(Stored records)
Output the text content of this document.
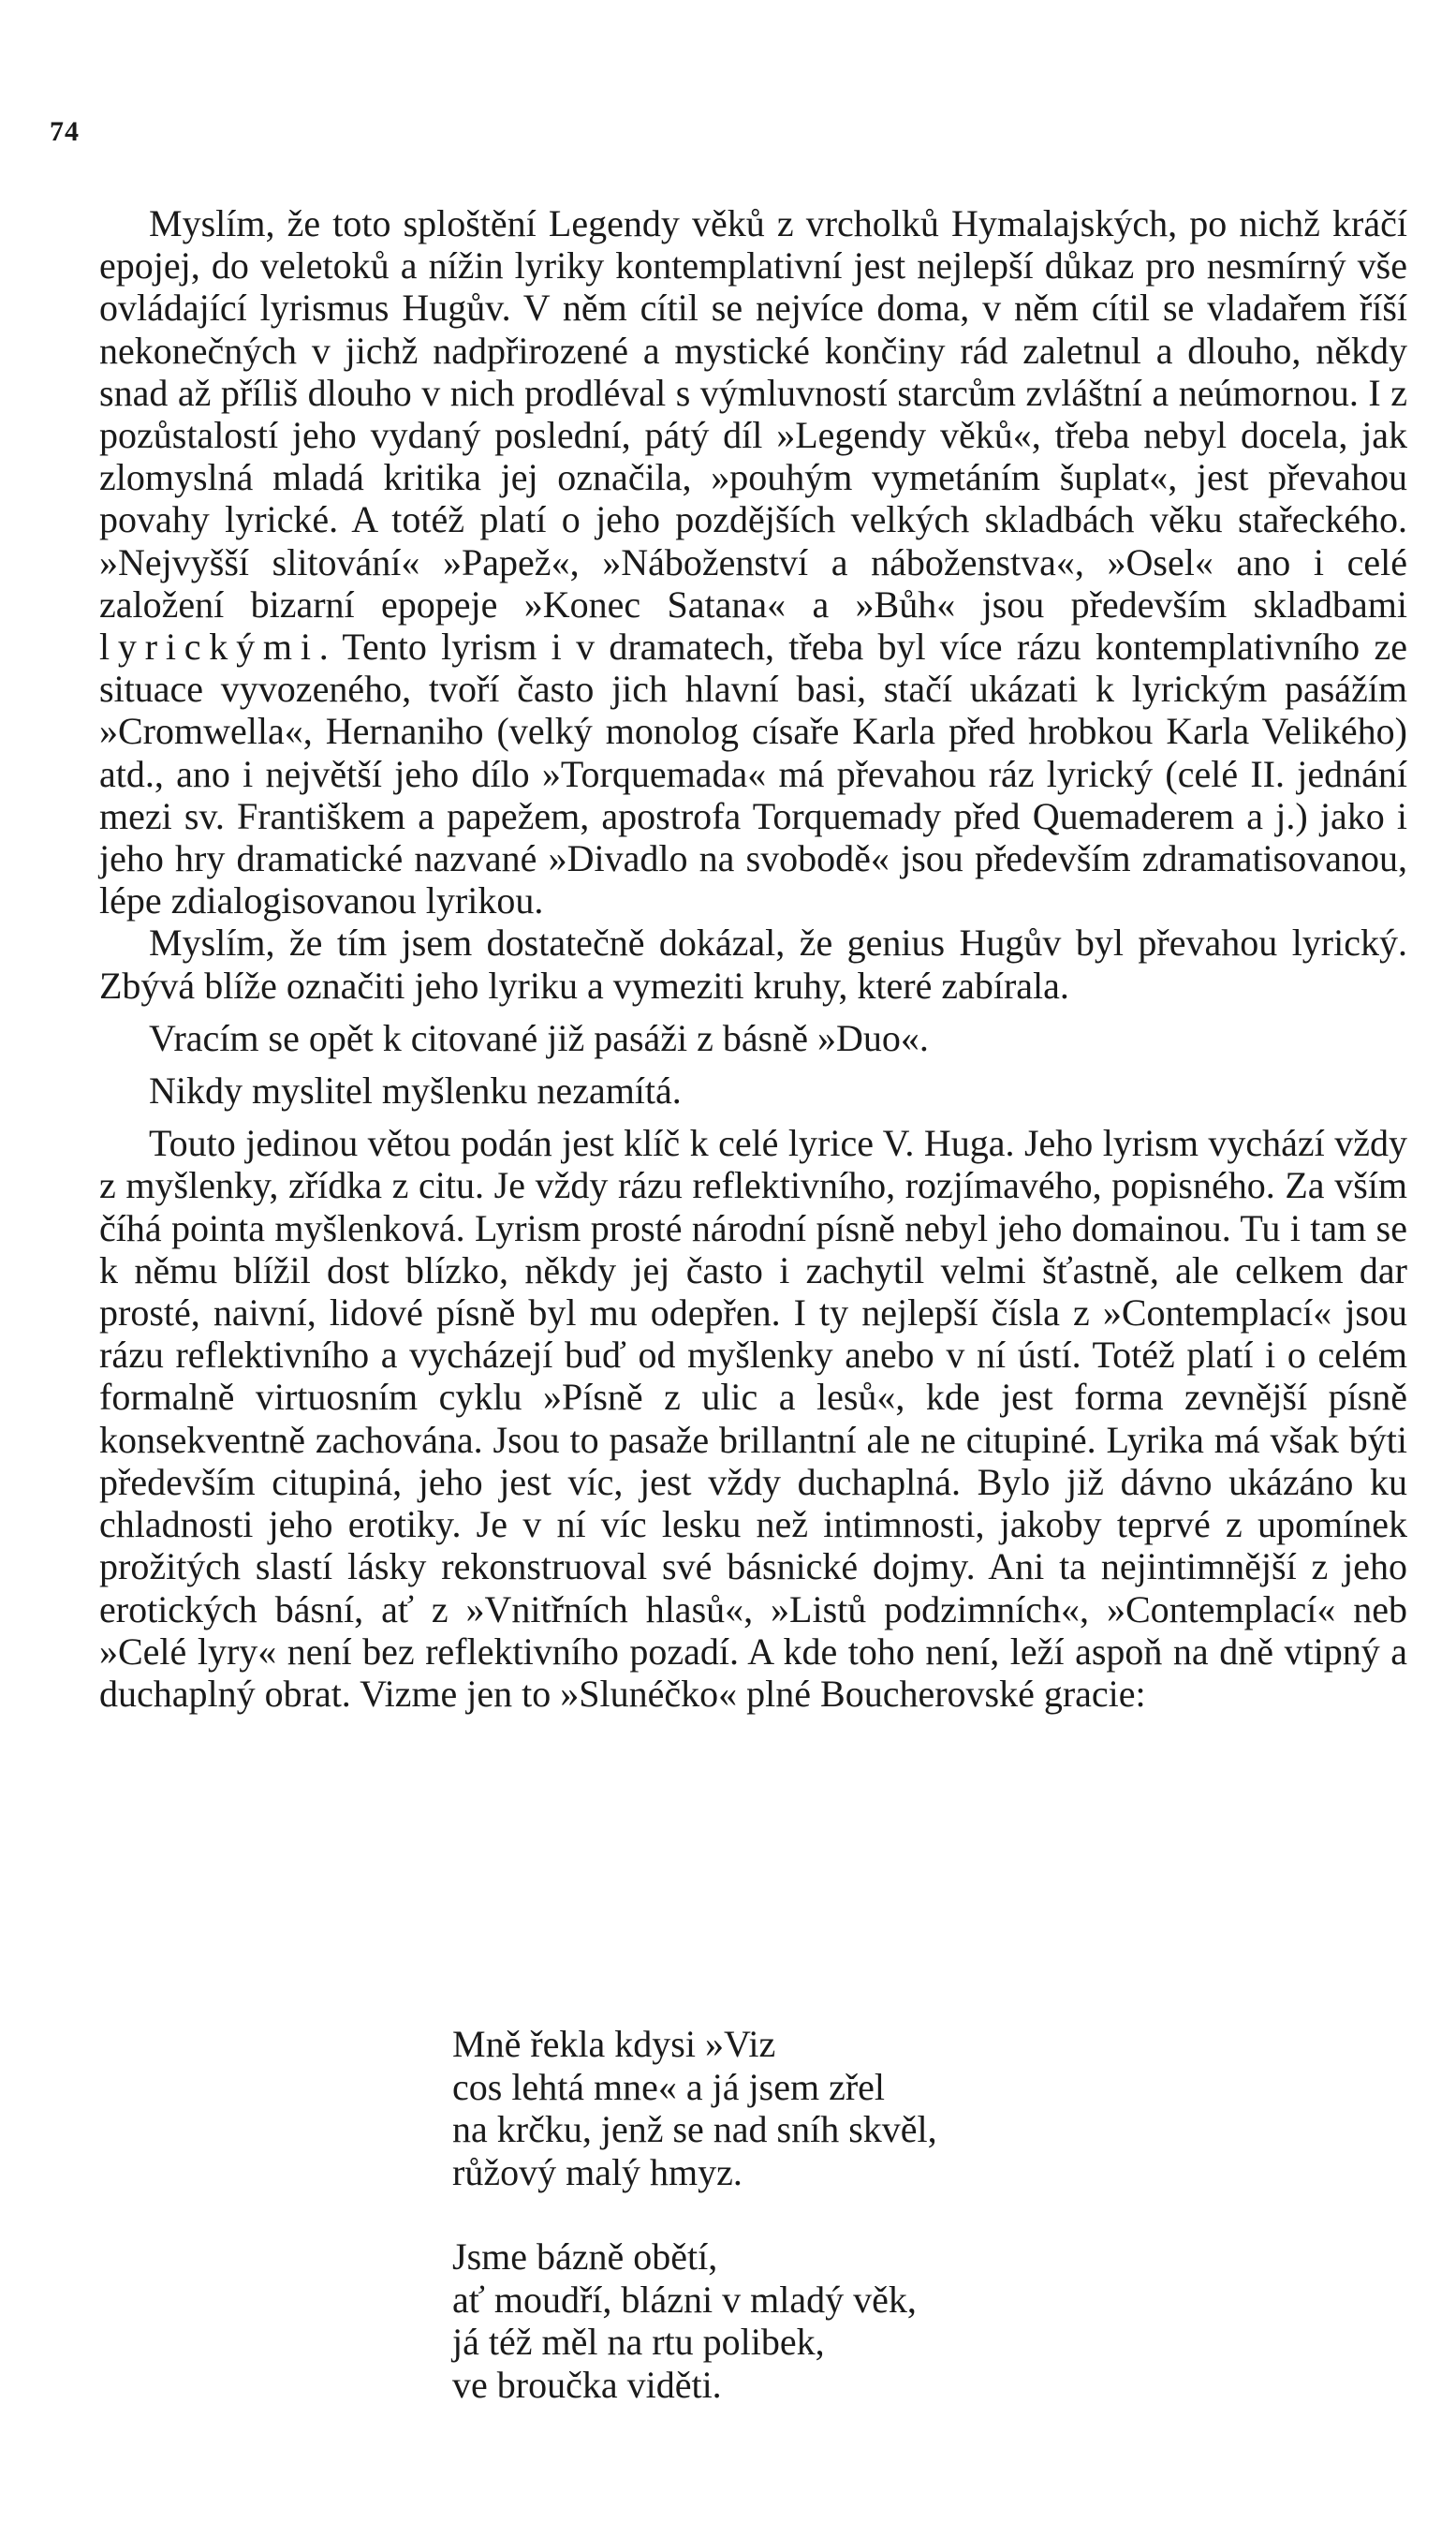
74

Myslím, že toto sploštění Legendy věků z vrcholků Hymalajských, po nichž kráčí epojej, do veletoků a nížin lyriky kontemplativní jest nejlepší důkaz pro nesmírný vše ovládající lyrismus Hugův. V něm cítil se nejvíce doma, v něm cítil se vladařem říší nekonečných v jichž nadpřirozené a mystické končiny rád zaletnul a dlouho, někdy snad až příliš dlouho v nich prodléval s výmluvností starcům zvláštní a neúmornou. I z pozůstalostí jeho vydaný poslední, pátý díl »Legendy věků«, třeba nebyl docela, jak zlomyslná mladá kritika jej označila, »pouhým vymetáním šuplat«, jest převahou povahy lyrické. A totéž platí o jeho pozdějších velkých skladbách věku stařeckého. »Nejvyšší slitování« »Papež«, »Náboženství a náboženstva«, »Osel« ano i celé založení bizarní epopeje »Konec Satana« a »Bůh« jsou především skladbami lyrickými. Tento lyrism i v dramatech, třeba byl více rázu kontemplativního ze situace vyvozeného, tvoří často jich hlavní basi, stačí ukázati k lyrickým pasážím »Cromwella«, Hernaniho (velký monolog císaře Karla před hrobkou Karla Velikého) atd., ano i největší jeho dílo »Torquemada« má převahou ráz lyrický (celé II. jednání mezi sv. Františkem a papežem, apostrofa Torquemady před Quemaderem a j.) jako i jeho hry dramatické nazvané »Divadlo na svobodě« jsou především zdramatisovanou, lépe zdialogisovanou lyrikou.

Myslím, že tím jsem dostatečně dokázal, že genius Hugův byl převahou lyrický. Zbývá blíže označiti jeho lyriku a vymeziti kruhy, které zabírala.

Vracím se opět k citované již pasáži z básně »Duo«.

Nikdy myslitel myšlenku nezamítá.

Touto jedinou větou podán jest klíč k celé lyrice V. Huga. Jeho lyrism vychází vždy z myšlenky, zřídka z citu. Je vždy rázu reflektivního, rozjímavého, popisného. Za vším číhá pointa myšlenková. Lyrism prosté národní písně nebyl jeho domainou. Tu i tam se k němu blížil dost blízko, někdy jej často i zachytil velmi šťastně, ale celkem dar prosté, naivní, lidové písně byl mu odepřen. I ty nejlepší čísla z »Contemplací« jsou rázu reflektivního a vycházejí buď od myšlenky anebo v ní ústí. Totéž platí i o celém formalně virtuosním cyklu »Písně z ulic a lesů«, kde jest forma zevnější písně konsekventně zachována. Jsou to pasaže brillantní ale ne citupiné. Lyrika má však býti především citupiná, jeho jest víc, jest vždy duchaplná. Bylo již dávno ukázáno ku chladnosti jeho erotiky. Je v ní víc lesku než intimnosti, jakoby teprvé z upomínek prožitých slastí lásky rekonstruoval své básnické dojmy. Ani ta nejintimnější z jeho erotických básní, ať z »Vnitřních hlasů«, »Listů podzimních«, »Contemplací« neb »Celé lyry« není bez reflektivního pozadí. A kde toho není, leží aspoň na dně vtipný a duchaplný obrat. Vizme jen to »Slunéčko« plné Boucherovské gracie:

Mně řekla kdysi »Viz
cos lehtá mne« a já jsem zřel
na krčku, jenž se nad sníh skvěl,
růžový malý hmyz.
Jsme bázně obětí,
ať moudří, blázni v mladý věk,
já též měl na rtu polibek,
ve broučka viděti.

▶ [Task to complete]: Reproduce all entries exactly. Pictures do not belong in the copy.

▶ [Written solution]:
Output the text content of this document.
74

Myslím, že toto sploštění Legendy věků z vrcholků Hymalajských, po nichž kráčí epojej, do veletoků a nížin lyriky kontemplativní jest nejlepší důkaz pro nesmírný vše ovládající lyrismus Hugův. V něm cítil se nejvíce doma, v něm cítil se vladařem říší nekonečných v jichž nadpřirozené a mystické končiny rád zaletnul a dlouho, někdy snad až příliš dlouho v nich prodléval s výmluvností starcům zvláštní a neúmornou. I z pozůstalostí jeho vydaný poslední, pátý díl »Legendy věků«, třeba nebyl docela, jak zlomyslná mladá kritika jej označila, »pouhým vymetáním šuplat«, jest převahou povahy lyrické. A totéž platí o jeho pozdějších velkých skladbách věku stařeckého. »Nejvyšší slitování« »Papež«, »Náboženství a náboženstva«, »Osel« ano i celé založení bizarní epopeje »Konec Satana« a »Bůh« jsou především skladbami lyrickými. Tento lyrism i v dramatech, třeba byl více rázu kontemplativního ze situace vyvozeného, tvoří často jich hlavní basi, stačí ukázati k lyrickým pasážím »Cromwella«, Hernaniho (velký monolog císaře Karla před hrobkou Karla Velikého) atd., ano i největší jeho dílo »Torquemada« má převahou ráz lyrický (celé II. jednání mezi sv. Františkem a papežem, apostrofa Torquemady před Quemaderem a j.) jako i jeho hry dramatické nazvané »Divadlo na svobodě« jsou především zdramatisovanou, lépe zdialogisovanou lyrikou.

Myslím, že tím jsem dostatečně dokázal, že genius Hugův byl převahou lyrický. Zbývá blíže označiti jeho lyriku a vymeziti kruhy, které zabírala.

Vracím se opět k citované již pasáži z básně »Duo«.

Nikdy myslitel myšlenku nezamítá.

Touto jedinou větou podán jest klíč k celé lyrice V. Huga. Jeho lyrism vychází vždy z myšlenky, zřídka z citu. Je vždy rázu reflektivního, rozjímavého, popisného. Za vším číhá pointa myšlenková. Lyrism prosté národní písně nebyl jeho domainou. Tu i tam se k němu blížil dost blízko, někdy jej často i zachytil velmi šťastně, ale celkem dar prosté, naivní, lidové písně byl mu odepřen. I ty nejlepší čísla z »Contemplací« jsou rázu reflektivního a vycházejí buď od myšlenky anebo v ní ústí. Totéž platí i o celém formalně virtuosním cyklu »Písně z ulic a lesů«, kde jest forma zevnější písně konsekventně zachována. Jsou to pasaže brillantní ale ne citupiné. Lyrika má však býti především citupiná, jeho jest víc, jest vždy duchaplná. Bylo již dávno ukázáno ku chladnosti jeho erotiky. Je v ní víc lesku než intimnosti, jakoby teprvé z upomínek prožitých slastí lásky rekonstruoval své básnické dojmy. Ani ta nejintimnější z jeho erotických básní, ať z »Vnitřních hlasů«, »Listů podzimních«, »Contemplací« neb »Celé lyry« není bez reflektivního pozadí. A kde toho není, leží aspoň na dně vtipný a duchaplný obrat. Vizme jen to »Slunéčko« plné Boucherovské gracie:

Mně řekla kdysi »Viz
cos lehtá mne« a já jsem zřel
na krčku, jenž se nad sníh skvěl,
růžový malý hmyz.
Jsme bázně obětí,
ať moudří, blázni v mladý věk,
já též měl na rtu polibek,
ve broučka viděti.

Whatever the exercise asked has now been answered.